SHORT EXERCISE ▸ Examine the records and identify each line that includes the string "JSON". Copy those lines.

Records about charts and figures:
________
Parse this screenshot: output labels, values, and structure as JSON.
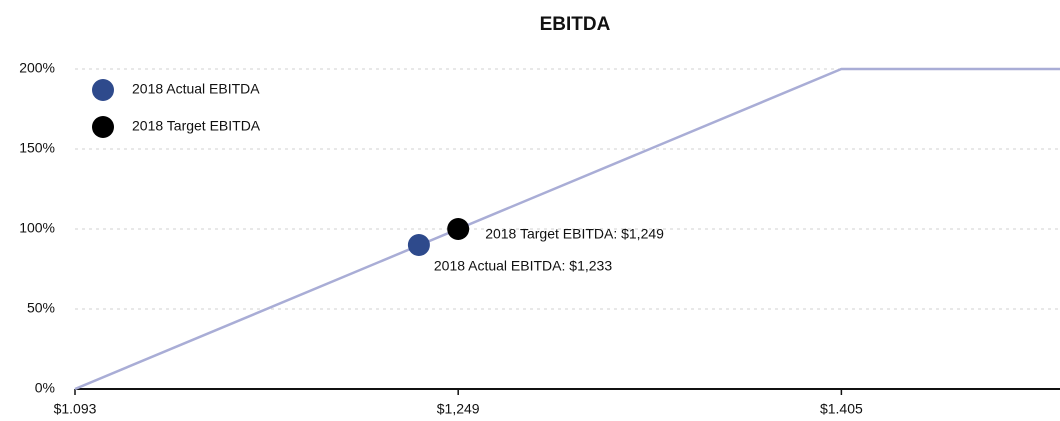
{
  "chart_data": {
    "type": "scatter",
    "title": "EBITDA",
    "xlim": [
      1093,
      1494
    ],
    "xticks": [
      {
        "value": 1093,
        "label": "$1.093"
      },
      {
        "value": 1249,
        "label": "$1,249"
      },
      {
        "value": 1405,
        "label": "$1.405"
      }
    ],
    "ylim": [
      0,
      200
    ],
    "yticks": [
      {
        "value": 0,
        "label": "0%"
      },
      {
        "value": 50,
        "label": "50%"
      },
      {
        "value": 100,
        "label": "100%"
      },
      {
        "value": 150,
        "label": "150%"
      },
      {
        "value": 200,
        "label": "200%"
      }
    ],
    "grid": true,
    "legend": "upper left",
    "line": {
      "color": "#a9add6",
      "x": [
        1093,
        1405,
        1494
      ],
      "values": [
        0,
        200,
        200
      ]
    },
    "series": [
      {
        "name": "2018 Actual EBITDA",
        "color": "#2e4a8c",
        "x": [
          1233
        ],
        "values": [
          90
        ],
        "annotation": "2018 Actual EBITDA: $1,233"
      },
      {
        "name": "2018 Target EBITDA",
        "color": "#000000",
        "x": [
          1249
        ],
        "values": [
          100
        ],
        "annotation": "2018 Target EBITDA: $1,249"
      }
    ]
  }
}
________
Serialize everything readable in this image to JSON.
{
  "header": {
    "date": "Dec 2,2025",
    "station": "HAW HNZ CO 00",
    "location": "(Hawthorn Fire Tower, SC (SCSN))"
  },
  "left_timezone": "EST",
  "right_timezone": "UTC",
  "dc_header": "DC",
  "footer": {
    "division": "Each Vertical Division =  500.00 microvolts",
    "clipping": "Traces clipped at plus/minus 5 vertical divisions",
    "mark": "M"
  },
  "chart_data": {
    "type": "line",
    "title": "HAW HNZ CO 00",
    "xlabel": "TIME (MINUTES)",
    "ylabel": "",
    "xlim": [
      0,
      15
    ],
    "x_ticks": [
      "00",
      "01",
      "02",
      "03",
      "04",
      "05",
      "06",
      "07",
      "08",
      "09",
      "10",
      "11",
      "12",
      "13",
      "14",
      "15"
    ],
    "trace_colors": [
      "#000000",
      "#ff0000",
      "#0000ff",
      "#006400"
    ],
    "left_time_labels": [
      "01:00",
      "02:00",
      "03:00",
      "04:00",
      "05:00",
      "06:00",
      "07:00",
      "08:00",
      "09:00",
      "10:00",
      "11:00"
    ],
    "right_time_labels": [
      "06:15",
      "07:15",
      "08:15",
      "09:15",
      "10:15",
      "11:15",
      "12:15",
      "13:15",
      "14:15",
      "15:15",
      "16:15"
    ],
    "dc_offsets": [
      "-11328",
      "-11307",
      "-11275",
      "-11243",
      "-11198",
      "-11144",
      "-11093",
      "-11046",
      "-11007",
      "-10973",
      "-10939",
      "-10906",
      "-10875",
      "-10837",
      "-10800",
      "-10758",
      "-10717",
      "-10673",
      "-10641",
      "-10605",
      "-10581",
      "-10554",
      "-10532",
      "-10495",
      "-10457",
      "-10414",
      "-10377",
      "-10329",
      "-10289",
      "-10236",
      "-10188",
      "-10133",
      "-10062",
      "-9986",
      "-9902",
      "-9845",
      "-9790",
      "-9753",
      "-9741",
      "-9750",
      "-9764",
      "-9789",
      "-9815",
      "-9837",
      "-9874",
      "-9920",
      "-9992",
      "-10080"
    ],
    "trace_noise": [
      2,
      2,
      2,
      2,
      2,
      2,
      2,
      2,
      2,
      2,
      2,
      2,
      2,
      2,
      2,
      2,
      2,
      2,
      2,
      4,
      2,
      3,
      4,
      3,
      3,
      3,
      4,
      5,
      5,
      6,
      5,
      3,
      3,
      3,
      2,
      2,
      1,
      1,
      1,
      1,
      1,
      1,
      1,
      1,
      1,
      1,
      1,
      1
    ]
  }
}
________
RESPONSE TO THIS TASK ▸
Parse this screenshot: output labels, values, and structure as JSON.
Serialize everything readable in this image to JSON.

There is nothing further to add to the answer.